Selected excerpt
☆ ☆ ☆ ☆ ☆
The actual problem under observation is the degree to which a consensual idea of the State is accepted as the organising principle of society in Ireland, in either jurisdiction. Fintan O’Toole explored this area in his investigation into the Goodman beef business. This involved the sale of mislabelled meat for export to the Iraqi regime of Saddam Hussein, which was well known to be a bad creditor. Michael Noonan confirmed to the then cabinet that no insurance cover was provided to the Irish industry in case of nonpayment. This policy was reversed within days of a change of government in 1987 at a cost to the Irish taxpayer of £83 million. This seems now like a bargain. That it does tells us as much about global change as it does about Ireland.
The outside world is The Books that Define Ireland ’s shadow territory. Its general shape is that of the Atlantic, with occasional extension to further continents. John Mitchel’s Jail Journal is one of the great, hallucinatory and unrepentant accounts of 19th century imprisonment and exile. Mitchel was transported from Dublin’s North Wall by a Captain Hall who, it turns out, had written a book on China that Mitchel knew.
The North Wall is a rich site of coincidence. It was subject to much development in the mid to late 19th century as the point of entry and exit for a rich trade in goods and people, as some of the Easter rebels discovered when they were shipped out in a cattle boat in 1916. The river and quays were the heart and arteries of a city that experienced the world overlap of empires through trade and consumption. The stakes of this speculation have always been high. The scene in Joyce’s Dubliners when Jimmy Doyle is fleeced of his father’s money by a squad of offshore gamblers is a bitter prequel to the night of the bank guarantee: “Jimmy did not know exactly who was winning but he knew that he was losing. But it was his own fault for he frequently mistook his cards and the other men had to calculate his I.O.U.’s for him… How much had he written away?” This broad perspective is absent in The Books that Define Ireland , which walls in its subject behind obscure histories of religious thought and political doctrine.
☆ ☆ ☆ ☆ ☆
Data segment

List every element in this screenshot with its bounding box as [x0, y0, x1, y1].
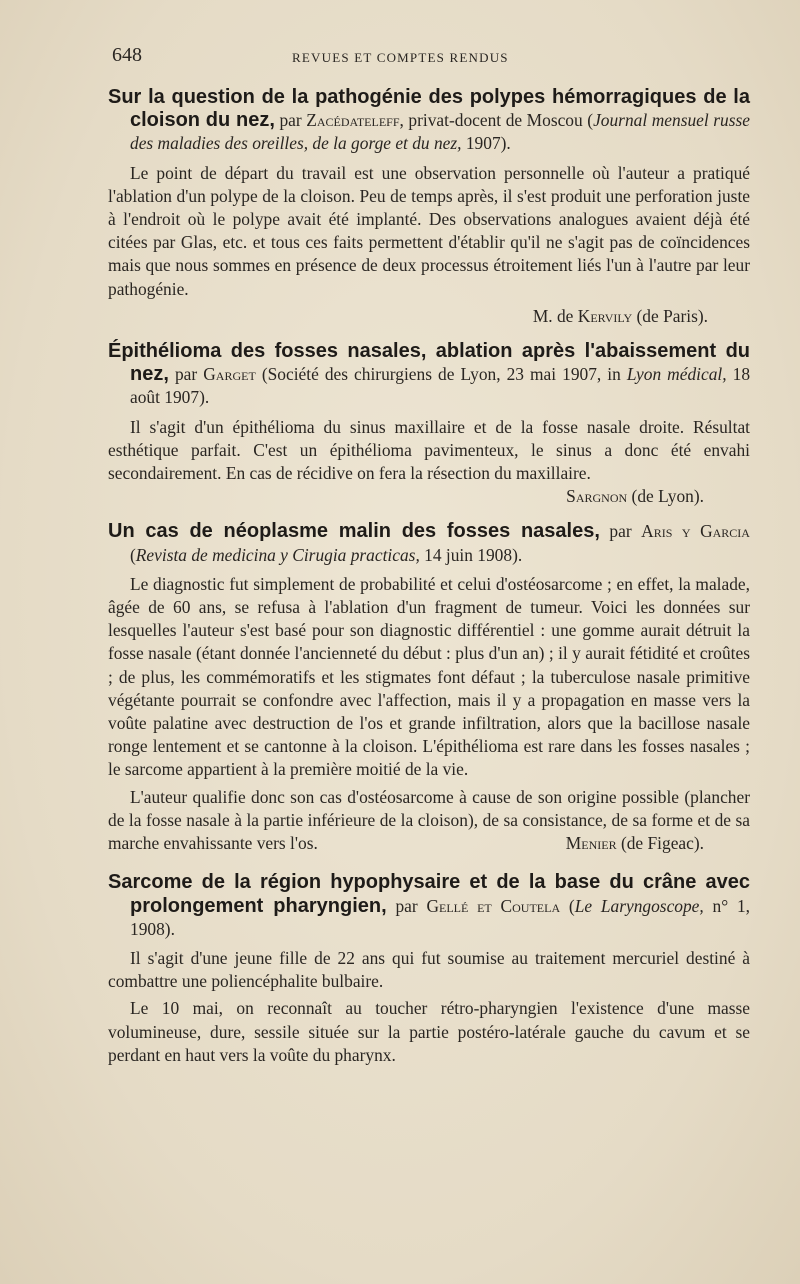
☆ ☆ ☆ ☆ ☆
To be done
1) Rewrite the passage on The Books that Define Ireland from "The actual problem" to "does about Ireland.", swapping "1987" for "1989".
2) Extend the passage on The Books that Define Ireland, picking up right after its final sentence.
The listing is separate material and has no connection to the passage on The Books that Define Ireland.

Expected results
1)
The actual problem under observation is the degree to which a consensual idea of the State is accepted as the organising principle of society in Ireland, in either jurisdiction. Fintan O’Toole explored this area in his investigation into the Goodman beef business. This involved the sale of mislabelled meat for export to the Iraqi regime of Saddam Hussein, which was well known to be a bad creditor. Michael Noonan confirmed to the then cabinet that no insurance cover was provided to the Irish industry in case of nonpayment. This policy was reversed within days of a change of government in 1989 at a cost to the Irish taxpayer of £83 million. This seems now like a bargain. That it does tells us as much about global change as it does about Ireland.

2)
The Ireland that this book defines is an oddity already. The first woman author appears in Chapter Twenty One; the Celtic Tiger has been relegated already to the category of shameful secret; and the span of nearly 400 years in what the authors call historical and social literature makes for often dry reading (both authors admit they are untrained in advanced literary study; perhaps their work’s greatest achievement is to prove the value of such scholarship). Swift, Tone, Mitchel, O’Brien, McGahern and some others considered here will long outlive the generations that read them now. If there is little to be said for The Books that Define Ireland , there is much to be grateful for in Ireland’s literature.